What you will do: Select all lines in the records that include "Regression".

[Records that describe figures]
=-=-=
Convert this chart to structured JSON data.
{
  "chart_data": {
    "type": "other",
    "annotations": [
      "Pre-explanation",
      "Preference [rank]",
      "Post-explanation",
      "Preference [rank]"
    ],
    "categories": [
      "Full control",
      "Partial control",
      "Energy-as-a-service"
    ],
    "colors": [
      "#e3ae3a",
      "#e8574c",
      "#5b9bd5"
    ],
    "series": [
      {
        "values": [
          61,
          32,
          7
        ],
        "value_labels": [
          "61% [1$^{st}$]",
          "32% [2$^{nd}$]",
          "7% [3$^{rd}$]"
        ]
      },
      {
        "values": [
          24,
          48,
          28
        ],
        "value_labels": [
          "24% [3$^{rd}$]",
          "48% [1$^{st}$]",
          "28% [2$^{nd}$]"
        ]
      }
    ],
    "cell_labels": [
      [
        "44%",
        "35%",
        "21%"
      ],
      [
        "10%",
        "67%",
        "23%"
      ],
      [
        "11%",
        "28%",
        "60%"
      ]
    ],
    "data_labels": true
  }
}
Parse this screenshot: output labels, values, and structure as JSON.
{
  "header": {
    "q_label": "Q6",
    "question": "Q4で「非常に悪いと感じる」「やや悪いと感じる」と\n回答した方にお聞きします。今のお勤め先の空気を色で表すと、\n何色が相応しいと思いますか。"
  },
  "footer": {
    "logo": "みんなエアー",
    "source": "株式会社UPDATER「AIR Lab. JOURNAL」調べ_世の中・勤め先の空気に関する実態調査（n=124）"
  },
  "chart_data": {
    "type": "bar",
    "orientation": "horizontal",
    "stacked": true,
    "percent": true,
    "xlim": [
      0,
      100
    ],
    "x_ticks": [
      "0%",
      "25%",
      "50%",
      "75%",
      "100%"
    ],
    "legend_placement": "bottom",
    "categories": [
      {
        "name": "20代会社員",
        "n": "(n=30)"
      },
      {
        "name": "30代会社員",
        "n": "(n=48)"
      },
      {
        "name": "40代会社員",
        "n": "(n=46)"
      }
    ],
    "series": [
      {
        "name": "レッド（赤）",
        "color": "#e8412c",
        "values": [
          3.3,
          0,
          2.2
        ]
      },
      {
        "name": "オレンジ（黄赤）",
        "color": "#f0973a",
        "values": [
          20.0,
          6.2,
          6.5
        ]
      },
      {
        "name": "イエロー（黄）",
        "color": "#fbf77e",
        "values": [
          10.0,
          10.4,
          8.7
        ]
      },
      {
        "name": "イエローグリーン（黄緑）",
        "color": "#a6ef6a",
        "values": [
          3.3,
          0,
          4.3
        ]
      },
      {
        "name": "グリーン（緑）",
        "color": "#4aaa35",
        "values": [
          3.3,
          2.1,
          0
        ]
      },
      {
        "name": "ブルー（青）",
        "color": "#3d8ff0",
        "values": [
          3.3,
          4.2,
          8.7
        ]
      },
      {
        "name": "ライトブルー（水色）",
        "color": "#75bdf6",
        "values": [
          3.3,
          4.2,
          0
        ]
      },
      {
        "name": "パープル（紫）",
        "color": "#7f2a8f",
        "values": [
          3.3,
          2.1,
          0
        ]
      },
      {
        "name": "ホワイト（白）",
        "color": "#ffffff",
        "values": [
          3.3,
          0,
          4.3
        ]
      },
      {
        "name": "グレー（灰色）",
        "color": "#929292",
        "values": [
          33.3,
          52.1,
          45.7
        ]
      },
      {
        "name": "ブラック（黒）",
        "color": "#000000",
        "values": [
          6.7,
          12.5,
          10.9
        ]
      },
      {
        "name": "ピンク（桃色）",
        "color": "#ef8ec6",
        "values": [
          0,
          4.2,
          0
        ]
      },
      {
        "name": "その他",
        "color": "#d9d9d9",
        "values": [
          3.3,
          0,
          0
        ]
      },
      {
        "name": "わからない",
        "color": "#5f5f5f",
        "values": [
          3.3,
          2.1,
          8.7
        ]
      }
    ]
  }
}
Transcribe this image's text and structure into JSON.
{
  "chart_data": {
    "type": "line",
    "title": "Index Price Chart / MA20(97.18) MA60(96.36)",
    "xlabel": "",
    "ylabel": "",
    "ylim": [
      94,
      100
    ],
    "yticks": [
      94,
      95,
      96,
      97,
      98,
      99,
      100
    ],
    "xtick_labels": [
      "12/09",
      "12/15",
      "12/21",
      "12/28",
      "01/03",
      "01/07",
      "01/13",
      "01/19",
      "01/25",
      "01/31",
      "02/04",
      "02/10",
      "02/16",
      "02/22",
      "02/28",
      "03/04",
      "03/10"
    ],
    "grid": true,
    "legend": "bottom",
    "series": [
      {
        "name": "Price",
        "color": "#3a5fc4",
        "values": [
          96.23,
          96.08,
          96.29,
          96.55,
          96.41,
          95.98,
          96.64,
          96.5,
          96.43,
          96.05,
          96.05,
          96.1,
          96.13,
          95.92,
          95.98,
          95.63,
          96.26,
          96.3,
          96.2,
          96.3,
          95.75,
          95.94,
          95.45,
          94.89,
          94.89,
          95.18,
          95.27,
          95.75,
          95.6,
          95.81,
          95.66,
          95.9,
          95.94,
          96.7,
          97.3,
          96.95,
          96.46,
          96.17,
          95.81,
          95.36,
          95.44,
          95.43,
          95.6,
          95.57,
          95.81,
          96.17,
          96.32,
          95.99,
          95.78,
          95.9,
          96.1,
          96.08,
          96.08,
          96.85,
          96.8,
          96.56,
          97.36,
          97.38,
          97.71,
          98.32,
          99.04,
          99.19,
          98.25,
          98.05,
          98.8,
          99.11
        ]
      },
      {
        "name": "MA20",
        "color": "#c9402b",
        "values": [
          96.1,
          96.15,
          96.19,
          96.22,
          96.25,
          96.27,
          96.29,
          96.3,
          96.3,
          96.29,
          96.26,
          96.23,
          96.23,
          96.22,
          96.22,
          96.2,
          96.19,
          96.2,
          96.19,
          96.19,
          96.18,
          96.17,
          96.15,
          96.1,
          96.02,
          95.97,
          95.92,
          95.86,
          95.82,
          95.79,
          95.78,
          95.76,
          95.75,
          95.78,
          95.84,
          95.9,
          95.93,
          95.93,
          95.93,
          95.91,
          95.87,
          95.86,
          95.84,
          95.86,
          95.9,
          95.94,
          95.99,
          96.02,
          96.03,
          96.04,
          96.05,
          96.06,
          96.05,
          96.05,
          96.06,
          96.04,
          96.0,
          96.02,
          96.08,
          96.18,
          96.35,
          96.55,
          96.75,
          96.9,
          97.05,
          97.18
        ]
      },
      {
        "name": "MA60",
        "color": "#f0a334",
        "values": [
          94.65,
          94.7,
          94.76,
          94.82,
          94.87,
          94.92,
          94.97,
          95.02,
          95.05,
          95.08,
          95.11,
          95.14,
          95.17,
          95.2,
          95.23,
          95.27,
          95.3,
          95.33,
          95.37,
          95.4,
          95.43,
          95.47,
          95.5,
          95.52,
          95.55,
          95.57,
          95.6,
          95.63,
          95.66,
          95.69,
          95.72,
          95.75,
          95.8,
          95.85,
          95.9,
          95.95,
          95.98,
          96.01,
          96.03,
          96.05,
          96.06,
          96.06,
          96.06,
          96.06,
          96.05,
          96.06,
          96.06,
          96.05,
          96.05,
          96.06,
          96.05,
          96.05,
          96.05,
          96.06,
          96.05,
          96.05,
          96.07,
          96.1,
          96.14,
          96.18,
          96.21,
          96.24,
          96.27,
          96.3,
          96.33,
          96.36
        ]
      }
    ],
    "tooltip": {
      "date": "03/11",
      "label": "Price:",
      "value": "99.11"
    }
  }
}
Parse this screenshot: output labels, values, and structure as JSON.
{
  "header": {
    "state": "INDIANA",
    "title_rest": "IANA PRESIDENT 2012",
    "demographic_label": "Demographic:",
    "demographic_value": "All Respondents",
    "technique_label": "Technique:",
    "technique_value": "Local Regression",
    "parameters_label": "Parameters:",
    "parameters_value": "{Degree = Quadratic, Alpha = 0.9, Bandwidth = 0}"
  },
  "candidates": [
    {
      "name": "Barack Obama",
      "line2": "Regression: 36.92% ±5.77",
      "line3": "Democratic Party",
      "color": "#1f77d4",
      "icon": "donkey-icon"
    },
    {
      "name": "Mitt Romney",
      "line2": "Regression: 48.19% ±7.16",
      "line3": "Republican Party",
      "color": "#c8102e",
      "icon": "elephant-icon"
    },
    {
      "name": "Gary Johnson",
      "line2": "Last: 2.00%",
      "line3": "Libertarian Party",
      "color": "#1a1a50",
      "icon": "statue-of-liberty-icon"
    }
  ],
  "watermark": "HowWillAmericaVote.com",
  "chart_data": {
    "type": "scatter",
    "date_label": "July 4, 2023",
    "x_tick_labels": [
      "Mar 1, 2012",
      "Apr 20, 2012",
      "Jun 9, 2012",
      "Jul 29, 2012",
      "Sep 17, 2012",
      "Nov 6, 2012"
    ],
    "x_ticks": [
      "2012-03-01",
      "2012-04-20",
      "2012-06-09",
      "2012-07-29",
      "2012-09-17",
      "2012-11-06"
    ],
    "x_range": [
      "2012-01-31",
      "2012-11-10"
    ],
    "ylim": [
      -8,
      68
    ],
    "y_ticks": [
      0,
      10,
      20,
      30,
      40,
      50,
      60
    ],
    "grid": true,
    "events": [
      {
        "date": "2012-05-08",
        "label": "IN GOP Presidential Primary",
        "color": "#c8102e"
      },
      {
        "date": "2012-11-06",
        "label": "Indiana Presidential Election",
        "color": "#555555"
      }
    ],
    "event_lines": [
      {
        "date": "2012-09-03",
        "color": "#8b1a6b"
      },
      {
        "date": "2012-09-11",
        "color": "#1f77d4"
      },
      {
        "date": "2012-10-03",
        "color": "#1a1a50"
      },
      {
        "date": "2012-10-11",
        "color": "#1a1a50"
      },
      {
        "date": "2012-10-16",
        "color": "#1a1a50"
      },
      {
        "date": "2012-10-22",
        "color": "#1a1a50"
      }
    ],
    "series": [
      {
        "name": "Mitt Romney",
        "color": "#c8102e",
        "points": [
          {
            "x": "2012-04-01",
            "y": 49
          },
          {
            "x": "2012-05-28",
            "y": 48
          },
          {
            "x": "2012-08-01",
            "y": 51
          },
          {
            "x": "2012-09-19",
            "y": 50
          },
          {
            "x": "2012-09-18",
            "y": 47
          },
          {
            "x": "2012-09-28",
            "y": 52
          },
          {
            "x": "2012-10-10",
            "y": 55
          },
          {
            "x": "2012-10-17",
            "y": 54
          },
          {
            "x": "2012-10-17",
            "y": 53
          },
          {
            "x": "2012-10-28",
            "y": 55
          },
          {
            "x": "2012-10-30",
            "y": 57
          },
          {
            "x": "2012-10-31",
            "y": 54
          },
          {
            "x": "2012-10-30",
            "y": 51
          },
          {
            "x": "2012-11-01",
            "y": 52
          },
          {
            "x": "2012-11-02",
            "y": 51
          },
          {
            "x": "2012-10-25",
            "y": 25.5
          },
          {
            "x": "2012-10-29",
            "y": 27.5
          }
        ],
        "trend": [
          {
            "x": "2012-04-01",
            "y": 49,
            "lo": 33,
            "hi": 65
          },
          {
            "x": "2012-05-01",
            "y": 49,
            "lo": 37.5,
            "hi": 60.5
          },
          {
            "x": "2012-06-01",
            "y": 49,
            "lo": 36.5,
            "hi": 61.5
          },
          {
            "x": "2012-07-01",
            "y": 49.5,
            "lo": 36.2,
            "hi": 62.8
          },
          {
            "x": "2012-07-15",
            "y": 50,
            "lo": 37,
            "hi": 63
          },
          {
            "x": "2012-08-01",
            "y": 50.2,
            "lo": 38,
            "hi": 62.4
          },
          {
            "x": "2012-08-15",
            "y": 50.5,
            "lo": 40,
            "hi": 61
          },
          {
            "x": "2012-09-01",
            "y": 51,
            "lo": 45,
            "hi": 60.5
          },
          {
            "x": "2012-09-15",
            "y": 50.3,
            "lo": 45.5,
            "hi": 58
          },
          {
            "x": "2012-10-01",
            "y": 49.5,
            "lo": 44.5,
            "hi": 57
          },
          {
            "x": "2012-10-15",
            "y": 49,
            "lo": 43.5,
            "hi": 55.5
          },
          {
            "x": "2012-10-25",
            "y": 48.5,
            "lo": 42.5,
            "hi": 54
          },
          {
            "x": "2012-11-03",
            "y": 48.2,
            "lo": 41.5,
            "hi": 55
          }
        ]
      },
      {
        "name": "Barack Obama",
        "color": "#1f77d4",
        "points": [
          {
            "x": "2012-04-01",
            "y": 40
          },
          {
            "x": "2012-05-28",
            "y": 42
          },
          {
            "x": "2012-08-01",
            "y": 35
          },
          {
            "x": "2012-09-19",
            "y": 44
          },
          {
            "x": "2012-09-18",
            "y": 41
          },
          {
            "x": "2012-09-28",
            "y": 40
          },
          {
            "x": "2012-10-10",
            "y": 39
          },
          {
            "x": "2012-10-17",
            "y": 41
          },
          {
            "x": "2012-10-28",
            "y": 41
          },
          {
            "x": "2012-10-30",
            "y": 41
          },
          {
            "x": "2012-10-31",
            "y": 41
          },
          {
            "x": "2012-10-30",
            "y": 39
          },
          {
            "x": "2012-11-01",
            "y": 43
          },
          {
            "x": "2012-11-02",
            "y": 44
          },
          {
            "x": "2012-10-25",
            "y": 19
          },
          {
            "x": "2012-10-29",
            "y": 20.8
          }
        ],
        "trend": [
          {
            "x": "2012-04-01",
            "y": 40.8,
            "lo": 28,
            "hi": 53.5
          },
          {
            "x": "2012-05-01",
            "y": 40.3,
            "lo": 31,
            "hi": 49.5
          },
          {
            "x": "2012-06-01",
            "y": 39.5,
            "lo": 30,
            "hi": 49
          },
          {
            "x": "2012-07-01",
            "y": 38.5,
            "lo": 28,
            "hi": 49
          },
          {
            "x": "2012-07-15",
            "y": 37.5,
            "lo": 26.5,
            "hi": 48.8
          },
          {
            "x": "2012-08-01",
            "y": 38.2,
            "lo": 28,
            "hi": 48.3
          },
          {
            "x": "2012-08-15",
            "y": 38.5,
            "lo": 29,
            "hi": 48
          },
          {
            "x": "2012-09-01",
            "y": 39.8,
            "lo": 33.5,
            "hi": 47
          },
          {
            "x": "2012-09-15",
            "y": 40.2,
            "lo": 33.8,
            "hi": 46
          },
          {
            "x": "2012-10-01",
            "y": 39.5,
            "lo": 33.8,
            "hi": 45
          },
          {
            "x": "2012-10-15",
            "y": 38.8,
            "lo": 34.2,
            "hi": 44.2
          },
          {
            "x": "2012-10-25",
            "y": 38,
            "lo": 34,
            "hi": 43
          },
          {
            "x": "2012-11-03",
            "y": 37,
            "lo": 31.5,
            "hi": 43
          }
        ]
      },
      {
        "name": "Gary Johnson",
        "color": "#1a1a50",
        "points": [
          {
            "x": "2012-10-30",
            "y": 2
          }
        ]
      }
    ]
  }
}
=-=-=
Task solution:
    "technique_value": "Local Regression",
      "line2": "Regression: 36.92% ±5.77",
      "line2": "Regression: 48.19% ±7.16",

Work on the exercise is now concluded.